### [SELECTION]

[START]

Another post on the Freeport Blvd Transportation Plan. See the category Freeport Blvd for others.

The plan states, page Appendix A-9, “Fruitridge Road: The left turn from Freeport Boulevard to Fruitridge Road includes two left turn lanes, which may not be needed given the turn volumes. U-turns are moderately used at this location.” Despite this statement, the plan for this intersection is to leave it essentially unchanged. The diagram from Appendix F Design Layout is below.

Freeport - Fruitridge intersection design
Freeport Blvd Transportation Plan, Freeport-Fruitridge intersection design

The same seven lanes across for the north side of the intersection (to the right in the diagram), 86 feet for a person using the crosswalk, with no pedestrian refuge in the middle. Long crosswalks like this require a long pedestrian signal to meet federal standards, which of course slows all other movements in the intersection. In an effort to ease motor vehicle traffic by maintaining unneeded lanes, the city is actually slowing down everyone at the intersection, and making traffic worse rather than better.

The same dedicated double left turn lanes southbound (from the left). The same dedicated right turn lanes which require right turning traffic to conflict with the bike lane as they merge (out of the diagram left and right). The same free-right, high-speed slip lane from Fruitridge westbound to Freeport northbound which presents a tremendous hazard to walkers, bicyclists, and drivers traveling on Freeport.

Again, the city has released a final draft plan which fails to meet the needs of the community, fails to calm traffic, and fails to keep people (walking, bicycling, and driving) safe.

[END]

### [WHAT THE TASK ASKS]
Copy the Freeport Boulevard post word for word, starting at "Another post on" and ending after "Layout is below.".

### [DATA ROWS]

[START]

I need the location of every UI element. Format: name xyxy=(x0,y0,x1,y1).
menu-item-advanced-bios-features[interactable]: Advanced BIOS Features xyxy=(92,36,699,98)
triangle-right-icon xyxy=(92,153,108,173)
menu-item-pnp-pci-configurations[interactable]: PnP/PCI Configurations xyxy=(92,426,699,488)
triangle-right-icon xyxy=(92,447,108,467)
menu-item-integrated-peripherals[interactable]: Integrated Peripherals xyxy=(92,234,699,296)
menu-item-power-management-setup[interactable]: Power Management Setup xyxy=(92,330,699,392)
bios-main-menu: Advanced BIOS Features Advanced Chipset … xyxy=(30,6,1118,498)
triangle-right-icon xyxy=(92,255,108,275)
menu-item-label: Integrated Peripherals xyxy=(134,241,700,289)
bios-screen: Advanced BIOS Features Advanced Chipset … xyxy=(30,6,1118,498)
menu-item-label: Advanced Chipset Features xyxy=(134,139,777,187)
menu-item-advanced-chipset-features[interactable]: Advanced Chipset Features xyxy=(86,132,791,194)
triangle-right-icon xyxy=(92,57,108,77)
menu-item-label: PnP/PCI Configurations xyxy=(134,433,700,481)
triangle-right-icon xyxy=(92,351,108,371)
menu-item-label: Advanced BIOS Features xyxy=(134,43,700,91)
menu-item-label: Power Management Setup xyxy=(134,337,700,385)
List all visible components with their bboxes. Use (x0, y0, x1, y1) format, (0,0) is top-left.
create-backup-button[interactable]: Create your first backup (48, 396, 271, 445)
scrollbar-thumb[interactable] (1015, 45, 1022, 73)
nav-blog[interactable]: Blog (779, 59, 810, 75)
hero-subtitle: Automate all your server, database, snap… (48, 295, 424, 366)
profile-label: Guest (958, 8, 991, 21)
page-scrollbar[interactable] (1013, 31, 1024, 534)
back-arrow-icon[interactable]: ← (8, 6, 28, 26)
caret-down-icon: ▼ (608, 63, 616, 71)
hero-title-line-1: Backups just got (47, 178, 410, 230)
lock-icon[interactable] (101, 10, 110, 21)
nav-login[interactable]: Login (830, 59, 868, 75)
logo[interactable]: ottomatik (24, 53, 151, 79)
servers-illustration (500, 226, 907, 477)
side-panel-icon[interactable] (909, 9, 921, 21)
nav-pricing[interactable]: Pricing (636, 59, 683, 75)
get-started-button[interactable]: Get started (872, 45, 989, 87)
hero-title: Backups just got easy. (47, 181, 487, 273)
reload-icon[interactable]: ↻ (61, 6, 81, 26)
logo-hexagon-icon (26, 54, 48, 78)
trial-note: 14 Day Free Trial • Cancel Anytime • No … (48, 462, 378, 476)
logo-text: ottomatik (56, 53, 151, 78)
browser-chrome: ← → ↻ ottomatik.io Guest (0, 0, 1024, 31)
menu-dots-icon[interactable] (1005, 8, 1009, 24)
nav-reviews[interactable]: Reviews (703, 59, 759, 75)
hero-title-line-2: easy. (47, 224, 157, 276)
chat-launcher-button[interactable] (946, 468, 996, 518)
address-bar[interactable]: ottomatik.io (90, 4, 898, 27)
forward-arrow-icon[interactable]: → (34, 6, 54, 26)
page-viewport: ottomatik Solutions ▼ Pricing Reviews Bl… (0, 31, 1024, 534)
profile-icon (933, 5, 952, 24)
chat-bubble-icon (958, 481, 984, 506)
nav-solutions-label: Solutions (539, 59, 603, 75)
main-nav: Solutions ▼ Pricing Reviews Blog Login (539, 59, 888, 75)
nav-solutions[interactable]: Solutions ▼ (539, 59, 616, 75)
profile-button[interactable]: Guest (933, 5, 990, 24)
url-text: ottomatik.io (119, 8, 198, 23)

[END]

### [FINAL RESULT]
Another post on the Freeport Blvd Transportation Plan. See the category Freeport Blvd for others.

The plan states, page Appendix A-9, “Fruitridge Road: The left turn from Freeport Boulevard to Fruitridge Road includes two left turn lanes, which may not be needed given the turn volumes. U-turns are moderately used at this location.” Despite this statement, the plan for this intersection is to leave it essentially unchanged. The diagram from Appendix F Design Layout is below.